START
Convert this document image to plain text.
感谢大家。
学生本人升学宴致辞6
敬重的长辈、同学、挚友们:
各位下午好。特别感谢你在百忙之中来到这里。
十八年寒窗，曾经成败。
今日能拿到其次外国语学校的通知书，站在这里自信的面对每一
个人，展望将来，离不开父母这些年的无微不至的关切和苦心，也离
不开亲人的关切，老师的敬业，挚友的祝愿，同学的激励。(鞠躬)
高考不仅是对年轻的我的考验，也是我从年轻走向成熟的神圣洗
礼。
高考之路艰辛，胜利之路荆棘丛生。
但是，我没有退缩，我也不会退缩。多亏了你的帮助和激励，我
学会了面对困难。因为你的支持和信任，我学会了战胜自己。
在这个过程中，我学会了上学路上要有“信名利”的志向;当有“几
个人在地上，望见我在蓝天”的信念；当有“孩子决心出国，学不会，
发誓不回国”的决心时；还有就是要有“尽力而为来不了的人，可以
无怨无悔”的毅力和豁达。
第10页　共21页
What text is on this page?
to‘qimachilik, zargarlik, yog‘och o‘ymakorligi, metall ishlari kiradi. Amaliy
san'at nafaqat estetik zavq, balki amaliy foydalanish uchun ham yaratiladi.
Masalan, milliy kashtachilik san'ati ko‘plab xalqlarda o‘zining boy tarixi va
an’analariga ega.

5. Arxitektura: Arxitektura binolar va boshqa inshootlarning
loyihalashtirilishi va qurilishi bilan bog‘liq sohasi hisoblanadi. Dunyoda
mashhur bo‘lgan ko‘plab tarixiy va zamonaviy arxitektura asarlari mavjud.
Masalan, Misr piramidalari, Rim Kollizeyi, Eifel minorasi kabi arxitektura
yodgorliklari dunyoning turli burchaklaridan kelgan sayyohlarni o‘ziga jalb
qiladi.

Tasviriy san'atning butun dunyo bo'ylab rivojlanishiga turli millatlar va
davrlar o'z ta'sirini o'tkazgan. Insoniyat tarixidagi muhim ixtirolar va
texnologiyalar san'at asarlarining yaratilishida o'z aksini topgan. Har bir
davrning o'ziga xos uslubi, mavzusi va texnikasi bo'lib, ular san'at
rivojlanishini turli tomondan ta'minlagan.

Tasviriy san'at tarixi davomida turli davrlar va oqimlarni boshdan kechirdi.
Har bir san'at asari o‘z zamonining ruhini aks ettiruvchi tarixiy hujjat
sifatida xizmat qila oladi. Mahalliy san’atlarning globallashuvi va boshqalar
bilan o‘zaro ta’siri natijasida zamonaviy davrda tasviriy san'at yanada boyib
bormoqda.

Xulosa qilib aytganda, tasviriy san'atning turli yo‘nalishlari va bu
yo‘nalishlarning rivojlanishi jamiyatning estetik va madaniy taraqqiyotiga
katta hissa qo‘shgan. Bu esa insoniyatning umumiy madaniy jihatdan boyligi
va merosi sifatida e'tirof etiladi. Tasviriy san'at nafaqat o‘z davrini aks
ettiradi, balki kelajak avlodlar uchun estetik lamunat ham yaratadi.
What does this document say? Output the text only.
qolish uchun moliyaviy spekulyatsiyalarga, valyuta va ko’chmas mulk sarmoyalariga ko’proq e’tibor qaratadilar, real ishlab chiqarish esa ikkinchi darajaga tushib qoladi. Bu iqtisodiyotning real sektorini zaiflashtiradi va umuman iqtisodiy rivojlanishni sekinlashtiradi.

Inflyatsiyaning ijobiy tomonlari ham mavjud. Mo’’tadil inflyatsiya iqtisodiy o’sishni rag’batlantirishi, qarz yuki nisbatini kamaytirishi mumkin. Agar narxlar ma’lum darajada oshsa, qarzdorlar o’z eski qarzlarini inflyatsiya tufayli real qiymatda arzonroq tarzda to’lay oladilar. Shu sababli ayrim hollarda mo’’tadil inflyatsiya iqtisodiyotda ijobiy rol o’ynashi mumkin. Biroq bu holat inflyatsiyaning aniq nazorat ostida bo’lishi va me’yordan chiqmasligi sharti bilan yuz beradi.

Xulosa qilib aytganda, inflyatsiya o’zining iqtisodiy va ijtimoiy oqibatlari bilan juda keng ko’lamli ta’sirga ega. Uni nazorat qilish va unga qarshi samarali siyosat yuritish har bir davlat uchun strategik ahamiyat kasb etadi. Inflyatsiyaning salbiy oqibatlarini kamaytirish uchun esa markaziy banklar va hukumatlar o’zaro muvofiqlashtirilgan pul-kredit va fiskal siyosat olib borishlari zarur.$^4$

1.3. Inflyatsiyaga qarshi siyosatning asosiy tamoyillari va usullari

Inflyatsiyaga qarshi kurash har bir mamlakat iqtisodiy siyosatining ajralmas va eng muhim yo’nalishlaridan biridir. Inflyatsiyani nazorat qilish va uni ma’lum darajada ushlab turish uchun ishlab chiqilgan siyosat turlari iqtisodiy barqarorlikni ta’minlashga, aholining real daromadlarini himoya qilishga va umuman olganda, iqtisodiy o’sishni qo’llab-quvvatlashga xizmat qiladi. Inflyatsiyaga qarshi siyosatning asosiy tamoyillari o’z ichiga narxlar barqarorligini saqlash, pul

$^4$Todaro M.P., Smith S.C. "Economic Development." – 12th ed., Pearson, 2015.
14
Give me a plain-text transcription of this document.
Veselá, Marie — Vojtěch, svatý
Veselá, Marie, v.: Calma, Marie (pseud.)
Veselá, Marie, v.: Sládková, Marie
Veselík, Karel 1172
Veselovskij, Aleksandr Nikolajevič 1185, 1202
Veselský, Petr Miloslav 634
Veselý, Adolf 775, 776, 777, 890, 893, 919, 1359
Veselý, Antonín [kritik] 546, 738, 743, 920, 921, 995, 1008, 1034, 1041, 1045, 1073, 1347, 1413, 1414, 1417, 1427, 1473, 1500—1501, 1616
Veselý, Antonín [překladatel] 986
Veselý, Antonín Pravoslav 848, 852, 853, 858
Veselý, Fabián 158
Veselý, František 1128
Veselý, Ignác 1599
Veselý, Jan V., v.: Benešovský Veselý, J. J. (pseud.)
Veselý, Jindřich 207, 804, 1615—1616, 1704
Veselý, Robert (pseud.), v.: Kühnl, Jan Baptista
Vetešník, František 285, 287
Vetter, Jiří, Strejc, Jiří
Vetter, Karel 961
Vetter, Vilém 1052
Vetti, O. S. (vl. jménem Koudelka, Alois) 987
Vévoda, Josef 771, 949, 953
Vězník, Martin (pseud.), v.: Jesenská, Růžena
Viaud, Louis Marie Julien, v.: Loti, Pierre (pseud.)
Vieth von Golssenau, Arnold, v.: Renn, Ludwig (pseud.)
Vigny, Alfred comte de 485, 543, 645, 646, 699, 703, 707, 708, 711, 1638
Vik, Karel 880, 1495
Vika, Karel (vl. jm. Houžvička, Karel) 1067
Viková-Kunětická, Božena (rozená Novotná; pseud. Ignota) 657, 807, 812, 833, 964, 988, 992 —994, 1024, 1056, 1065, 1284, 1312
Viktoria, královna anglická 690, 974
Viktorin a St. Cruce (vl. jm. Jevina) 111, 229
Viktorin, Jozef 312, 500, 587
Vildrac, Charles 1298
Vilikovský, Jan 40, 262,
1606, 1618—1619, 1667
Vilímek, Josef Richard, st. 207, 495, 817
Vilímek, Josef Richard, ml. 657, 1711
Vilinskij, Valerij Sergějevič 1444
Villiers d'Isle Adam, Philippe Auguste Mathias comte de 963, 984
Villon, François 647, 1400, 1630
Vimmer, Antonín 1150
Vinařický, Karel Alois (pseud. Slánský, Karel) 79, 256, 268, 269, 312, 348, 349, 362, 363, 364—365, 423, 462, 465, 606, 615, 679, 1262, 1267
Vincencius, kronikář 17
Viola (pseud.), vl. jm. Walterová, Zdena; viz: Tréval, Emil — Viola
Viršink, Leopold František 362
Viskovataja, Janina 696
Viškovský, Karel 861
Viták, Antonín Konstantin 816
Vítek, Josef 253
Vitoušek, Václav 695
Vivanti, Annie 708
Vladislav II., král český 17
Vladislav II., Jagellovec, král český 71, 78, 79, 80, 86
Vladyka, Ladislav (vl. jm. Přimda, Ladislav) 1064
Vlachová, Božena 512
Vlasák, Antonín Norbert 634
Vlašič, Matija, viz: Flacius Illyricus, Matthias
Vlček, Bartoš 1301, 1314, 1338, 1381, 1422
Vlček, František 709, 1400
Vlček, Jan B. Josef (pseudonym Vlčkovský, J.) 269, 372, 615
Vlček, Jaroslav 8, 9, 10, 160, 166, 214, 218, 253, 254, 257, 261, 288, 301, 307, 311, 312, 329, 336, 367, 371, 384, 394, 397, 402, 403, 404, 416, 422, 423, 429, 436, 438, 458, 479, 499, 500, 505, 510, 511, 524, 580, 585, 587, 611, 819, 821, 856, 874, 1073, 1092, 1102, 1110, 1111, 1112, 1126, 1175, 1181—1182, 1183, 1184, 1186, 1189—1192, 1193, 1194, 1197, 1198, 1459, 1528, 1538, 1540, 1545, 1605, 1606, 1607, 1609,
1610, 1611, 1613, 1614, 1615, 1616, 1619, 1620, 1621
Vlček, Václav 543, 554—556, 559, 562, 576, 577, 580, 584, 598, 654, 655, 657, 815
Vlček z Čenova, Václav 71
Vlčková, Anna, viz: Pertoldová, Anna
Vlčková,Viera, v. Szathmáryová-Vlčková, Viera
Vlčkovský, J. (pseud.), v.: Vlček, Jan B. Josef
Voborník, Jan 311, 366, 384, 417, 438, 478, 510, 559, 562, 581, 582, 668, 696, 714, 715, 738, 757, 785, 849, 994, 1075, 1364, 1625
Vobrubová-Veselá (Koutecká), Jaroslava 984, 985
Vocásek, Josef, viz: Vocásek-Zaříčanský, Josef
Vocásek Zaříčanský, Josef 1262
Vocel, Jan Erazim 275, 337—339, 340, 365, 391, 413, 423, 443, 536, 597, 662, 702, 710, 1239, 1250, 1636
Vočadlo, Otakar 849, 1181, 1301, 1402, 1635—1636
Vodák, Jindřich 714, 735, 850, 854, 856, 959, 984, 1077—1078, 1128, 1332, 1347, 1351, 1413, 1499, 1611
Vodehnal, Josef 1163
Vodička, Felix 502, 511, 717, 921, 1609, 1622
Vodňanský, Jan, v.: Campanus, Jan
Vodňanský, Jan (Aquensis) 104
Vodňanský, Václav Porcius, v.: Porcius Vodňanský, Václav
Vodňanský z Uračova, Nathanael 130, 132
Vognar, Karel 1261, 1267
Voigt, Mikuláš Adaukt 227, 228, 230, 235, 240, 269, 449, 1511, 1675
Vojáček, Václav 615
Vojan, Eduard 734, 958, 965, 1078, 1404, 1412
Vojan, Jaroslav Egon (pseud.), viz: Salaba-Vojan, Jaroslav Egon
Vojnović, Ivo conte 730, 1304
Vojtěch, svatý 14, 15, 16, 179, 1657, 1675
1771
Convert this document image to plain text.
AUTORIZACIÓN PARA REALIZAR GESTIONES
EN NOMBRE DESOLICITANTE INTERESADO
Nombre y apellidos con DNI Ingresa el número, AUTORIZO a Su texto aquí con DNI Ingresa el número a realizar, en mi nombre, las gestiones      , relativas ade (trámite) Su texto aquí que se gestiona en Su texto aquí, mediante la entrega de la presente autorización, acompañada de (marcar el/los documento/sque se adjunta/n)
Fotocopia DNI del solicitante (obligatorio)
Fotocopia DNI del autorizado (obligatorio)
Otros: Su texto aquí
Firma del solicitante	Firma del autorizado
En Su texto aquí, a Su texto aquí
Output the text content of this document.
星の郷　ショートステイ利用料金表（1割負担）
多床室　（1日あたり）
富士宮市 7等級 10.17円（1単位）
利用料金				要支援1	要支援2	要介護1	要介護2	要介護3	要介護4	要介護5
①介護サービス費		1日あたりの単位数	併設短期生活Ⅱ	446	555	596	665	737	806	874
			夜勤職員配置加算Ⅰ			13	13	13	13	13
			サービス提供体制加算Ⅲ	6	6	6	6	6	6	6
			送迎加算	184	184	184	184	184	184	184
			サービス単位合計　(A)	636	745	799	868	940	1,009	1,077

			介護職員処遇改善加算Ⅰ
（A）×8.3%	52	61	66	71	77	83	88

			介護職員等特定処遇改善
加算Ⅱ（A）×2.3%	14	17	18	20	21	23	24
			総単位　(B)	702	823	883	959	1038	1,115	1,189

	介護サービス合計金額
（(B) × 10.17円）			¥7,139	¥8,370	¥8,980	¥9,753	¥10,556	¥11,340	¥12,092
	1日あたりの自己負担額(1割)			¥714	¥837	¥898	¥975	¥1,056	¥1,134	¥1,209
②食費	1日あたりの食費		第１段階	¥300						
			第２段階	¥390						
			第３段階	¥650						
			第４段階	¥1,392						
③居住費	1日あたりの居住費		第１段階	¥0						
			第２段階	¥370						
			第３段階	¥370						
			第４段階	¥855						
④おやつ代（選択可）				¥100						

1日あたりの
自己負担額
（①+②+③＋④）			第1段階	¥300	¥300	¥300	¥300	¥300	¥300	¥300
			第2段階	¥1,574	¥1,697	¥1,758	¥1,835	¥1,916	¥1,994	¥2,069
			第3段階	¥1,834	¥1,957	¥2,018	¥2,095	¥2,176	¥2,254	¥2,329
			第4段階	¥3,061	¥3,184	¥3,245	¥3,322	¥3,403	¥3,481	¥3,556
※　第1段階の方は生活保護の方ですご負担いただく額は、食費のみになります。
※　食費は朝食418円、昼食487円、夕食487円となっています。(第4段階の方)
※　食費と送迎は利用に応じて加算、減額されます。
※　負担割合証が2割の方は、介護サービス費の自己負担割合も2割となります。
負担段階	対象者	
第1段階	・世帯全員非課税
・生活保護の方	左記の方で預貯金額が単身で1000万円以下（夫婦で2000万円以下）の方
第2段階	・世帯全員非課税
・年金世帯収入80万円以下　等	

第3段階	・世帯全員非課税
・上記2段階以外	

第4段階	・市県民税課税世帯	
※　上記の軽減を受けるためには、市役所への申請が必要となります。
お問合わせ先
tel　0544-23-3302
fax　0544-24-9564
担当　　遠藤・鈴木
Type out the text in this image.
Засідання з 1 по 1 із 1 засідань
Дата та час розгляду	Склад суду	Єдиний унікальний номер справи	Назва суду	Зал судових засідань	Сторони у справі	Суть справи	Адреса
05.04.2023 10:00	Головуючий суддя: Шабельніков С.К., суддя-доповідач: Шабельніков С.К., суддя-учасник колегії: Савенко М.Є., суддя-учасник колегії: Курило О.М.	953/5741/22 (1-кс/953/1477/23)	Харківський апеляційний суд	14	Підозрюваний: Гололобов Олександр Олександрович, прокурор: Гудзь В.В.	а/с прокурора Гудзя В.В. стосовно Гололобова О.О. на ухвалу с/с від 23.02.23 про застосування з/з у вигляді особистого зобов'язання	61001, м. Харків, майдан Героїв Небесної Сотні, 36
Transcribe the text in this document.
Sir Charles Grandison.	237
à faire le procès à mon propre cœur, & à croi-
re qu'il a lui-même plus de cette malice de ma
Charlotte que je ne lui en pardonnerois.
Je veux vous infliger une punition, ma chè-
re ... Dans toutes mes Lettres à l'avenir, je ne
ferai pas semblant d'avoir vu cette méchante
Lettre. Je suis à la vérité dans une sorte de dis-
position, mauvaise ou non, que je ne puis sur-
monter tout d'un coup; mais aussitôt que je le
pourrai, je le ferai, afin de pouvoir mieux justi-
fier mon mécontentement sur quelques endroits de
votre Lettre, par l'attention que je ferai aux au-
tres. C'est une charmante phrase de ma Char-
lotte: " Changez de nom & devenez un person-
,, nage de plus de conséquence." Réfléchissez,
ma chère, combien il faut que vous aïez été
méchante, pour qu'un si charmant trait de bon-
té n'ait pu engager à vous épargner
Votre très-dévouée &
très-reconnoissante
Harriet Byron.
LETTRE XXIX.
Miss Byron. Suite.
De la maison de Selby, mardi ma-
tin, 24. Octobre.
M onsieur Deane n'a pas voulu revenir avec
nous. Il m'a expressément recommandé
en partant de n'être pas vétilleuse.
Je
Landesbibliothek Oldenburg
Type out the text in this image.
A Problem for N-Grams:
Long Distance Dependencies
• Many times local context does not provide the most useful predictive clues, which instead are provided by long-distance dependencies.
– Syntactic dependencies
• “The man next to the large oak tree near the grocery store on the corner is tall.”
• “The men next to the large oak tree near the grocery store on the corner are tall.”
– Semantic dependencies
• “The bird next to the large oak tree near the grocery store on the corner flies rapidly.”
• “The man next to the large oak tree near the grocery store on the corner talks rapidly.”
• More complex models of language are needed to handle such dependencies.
END
Identify lines with the string "Vojtěch". Copy each one.

Result:
Veselá, Marie — Vojtěch, svatý
Vojtěch, svatý 14, 15, 16, 179, 1657, 1675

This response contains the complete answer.